** Start **
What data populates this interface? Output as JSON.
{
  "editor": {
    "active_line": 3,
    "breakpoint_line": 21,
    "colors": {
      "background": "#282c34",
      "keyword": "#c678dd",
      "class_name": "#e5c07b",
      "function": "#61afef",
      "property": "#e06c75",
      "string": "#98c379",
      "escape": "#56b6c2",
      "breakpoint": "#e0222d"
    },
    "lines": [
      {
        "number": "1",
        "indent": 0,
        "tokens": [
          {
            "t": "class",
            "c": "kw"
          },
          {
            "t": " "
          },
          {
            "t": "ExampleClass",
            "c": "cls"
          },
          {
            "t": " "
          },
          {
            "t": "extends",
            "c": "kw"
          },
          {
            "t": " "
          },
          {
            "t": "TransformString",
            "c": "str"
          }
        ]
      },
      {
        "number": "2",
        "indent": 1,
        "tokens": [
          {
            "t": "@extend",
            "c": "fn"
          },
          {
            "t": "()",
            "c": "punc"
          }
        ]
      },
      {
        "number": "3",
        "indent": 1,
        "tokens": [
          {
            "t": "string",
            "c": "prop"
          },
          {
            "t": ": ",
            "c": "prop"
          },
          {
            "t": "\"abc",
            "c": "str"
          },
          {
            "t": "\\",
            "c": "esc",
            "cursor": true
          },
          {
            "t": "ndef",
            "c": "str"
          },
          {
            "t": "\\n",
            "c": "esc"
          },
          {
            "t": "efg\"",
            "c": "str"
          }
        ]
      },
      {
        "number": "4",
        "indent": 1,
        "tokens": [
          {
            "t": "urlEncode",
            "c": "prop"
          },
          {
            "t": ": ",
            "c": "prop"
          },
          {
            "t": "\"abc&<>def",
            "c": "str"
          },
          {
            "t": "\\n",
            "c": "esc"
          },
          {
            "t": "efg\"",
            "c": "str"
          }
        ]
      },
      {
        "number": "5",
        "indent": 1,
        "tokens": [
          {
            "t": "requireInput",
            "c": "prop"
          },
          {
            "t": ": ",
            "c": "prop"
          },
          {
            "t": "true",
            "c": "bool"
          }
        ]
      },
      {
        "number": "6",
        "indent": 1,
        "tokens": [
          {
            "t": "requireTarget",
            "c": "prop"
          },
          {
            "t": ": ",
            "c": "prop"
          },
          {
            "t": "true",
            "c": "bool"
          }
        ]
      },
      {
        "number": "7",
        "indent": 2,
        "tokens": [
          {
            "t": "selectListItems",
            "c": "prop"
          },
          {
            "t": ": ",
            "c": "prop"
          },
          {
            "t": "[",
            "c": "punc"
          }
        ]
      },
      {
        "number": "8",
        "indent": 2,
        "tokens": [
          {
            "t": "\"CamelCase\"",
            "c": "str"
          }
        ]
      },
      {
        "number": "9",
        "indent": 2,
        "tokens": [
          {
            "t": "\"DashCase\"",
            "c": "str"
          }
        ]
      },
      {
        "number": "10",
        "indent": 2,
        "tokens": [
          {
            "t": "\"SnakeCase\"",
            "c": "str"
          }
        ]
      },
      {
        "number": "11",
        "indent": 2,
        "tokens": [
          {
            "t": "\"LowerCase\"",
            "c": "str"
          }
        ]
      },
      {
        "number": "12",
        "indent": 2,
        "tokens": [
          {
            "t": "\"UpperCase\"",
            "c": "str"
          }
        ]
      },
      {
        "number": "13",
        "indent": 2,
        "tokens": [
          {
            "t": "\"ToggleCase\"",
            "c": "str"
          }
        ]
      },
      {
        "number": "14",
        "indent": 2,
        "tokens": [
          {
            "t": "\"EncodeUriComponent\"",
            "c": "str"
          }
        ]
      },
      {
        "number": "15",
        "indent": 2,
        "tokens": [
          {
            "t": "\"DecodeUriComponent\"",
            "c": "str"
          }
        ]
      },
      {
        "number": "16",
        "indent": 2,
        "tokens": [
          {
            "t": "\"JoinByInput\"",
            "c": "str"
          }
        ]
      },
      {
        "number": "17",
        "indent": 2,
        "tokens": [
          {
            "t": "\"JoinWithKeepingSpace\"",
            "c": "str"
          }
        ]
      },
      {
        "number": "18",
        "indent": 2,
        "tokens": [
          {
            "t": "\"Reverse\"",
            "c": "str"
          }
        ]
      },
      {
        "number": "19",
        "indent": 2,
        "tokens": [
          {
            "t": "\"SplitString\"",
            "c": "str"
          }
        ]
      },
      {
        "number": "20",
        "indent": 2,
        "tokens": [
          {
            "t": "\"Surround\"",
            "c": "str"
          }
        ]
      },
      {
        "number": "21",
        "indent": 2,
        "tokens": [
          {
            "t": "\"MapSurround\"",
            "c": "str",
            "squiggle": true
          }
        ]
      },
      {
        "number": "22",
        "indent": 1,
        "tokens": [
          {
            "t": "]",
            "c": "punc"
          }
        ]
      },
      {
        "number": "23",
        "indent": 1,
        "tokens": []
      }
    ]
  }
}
** End **
Problem
Each entry is to be returned in full, character for character.

Solution for this problem
What data populates this interface? Output as JSON.
{
  "editor": {
    "active_line": 3,
    "breakpoint_line": 21,
    "colors": {
      "background": "#282c34",
      "keyword": "#c678dd",
      "class_name": "#e5c07b",
      "function": "#61afef",
      "property": "#e06c75",
      "string": "#98c379",
      "escape": "#56b6c2",
      "breakpoint": "#e0222d"
    },
    "lines": [
      {
        "number": "1",
        "indent": 0,
        "tokens": [
          {
            "t": "class",
            "c": "kw"
          },
          {
            "t": " "
          },
          {
            "t": "ExampleClass",
            "c": "cls"
          },
          {
            "t": " "
          },
          {
            "t": "extends",
            "c": "kw"
          },
          {
            "t": " "
          },
          {
            "t": "TransformString",
            "c": "str"
          }
        ]
      },
      {
        "number": "2",
        "indent": 1,
        "tokens": [
          {
            "t": "@extend",
            "c": "fn"
          },
          {
            "t": "()",
            "c": "punc"
          }
        ]
      },
      {
        "number": "3",
        "indent": 1,
        "tokens": [
          {
            "t": "string",
            "c": "prop"
          },
          {
            "t": ": ",
            "c": "prop"
          },
          {
            "t": "\"abc",
            "c": "str"
          },
          {
            "t": "\\",
            "c": "esc",
            "cursor": true
          },
          {
            "t": "ndef",
            "c": "str"
          },
          {
            "t": "\\n",
            "c": "esc"
          },
          {
            "t": "efg\"",
            "c": "str"
          }
        ]
      },
      {
        "number": "4",
        "indent": 1,
        "tokens": [
          {
            "t": "urlEncode",
            "c": "prop"
          },
          {
            "t": ": ",
            "c": "prop"
          },
          {
            "t": "\"abc&<>def",
            "c": "str"
          },
          {
            "t": "\\n",
            "c": "esc"
          },
          {
            "t": "efg\"",
            "c": "str"
          }
        ]
      },
      {
        "number": "5",
        "indent": 1,
        "tokens": [
          {
            "t": "requireInput",
            "c": "prop"
          },
          {
            "t": ": ",
            "c": "prop"
          },
          {
            "t": "true",
            "c": "bool"
          }
        ]
      },
      {
        "number": "6",
        "indent": 1,
        "tokens": [
          {
            "t": "requireTarget",
            "c": "prop"
          },
          {
            "t": ": ",
            "c": "prop"
          },
          {
            "t": "true",
            "c": "bool"
          }
        ]
      },
      {
        "number": "7",
        "indent": 2,
        "tokens": [
          {
            "t": "selectListItems",
            "c": "prop"
          },
          {
            "t": ": ",
            "c": "prop"
          },
          {
            "t": "[",
            "c": "punc"
          }
        ]
      },
      {
        "number": "8",
        "indent": 2,
        "tokens": [
          {
            "t": "\"CamelCase\"",
            "c": "str"
          }
        ]
      },
      {
        "number": "9",
        "indent": 2,
        "tokens": [
          {
            "t": "\"DashCase\"",
            "c": "str"
          }
        ]
      },
      {
        "number": "10",
        "indent": 2,
        "tokens": [
          {
            "t": "\"SnakeCase\"",
            "c": "str"
          }
        ]
      },
      {
        "number": "11",
        "indent": 2,
        "tokens": [
          {
            "t": "\"LowerCase\"",
            "c": "str"
          }
        ]
      },
      {
        "number": "12",
        "indent": 2,
        "tokens": [
          {
            "t": "\"UpperCase\"",
            "c": "str"
          }
        ]
      },
      {
        "number": "13",
        "indent": 2,
        "tokens": [
          {
            "t": "\"ToggleCase\"",
            "c": "str"
          }
        ]
      },
      {
        "number": "14",
        "indent": 2,
        "tokens": [
          {
            "t": "\"EncodeUriComponent\"",
            "c": "str"
          }
        ]
      },
      {
        "number": "15",
        "indent": 2,
        "tokens": [
          {
            "t": "\"DecodeUriComponent\"",
            "c": "str"
          }
        ]
      },
      {
        "number": "16",
        "indent": 2,
        "tokens": [
          {
            "t": "\"JoinByInput\"",
            "c": "str"
          }
        ]
      },
      {
        "number": "17",
        "indent": 2,
        "tokens": [
          {
            "t": "\"JoinWithKeepingSpace\"",
            "c": "str"
          }
        ]
      },
      {
        "number": "18",
        "indent": 2,
        "tokens": [
          {
            "t": "\"Reverse\"",
            "c": "str"
          }
        ]
      },
      {
        "number": "19",
        "indent": 2,
        "tokens": [
          {
            "t": "\"SplitString\"",
            "c": "str"
          }
        ]
      },
      {
        "number": "20",
        "indent": 2,
        "tokens": [
          {
            "t": "\"Surround\"",
            "c": "str"
          }
        ]
      },
      {
        "number": "21",
        "indent": 2,
        "tokens": [
          {
            "t": "\"MapSurround\"",
            "c": "str",
            "squiggle": true
          }
        ]
      },
      {
        "number": "22",
        "indent": 1,
        "tokens": [
          {
            "t": "]",
            "c": "punc"
          }
        ]
      },
      {
        "number": "23",
        "indent": 1,
        "tokens": []
      }
    ]
  }
}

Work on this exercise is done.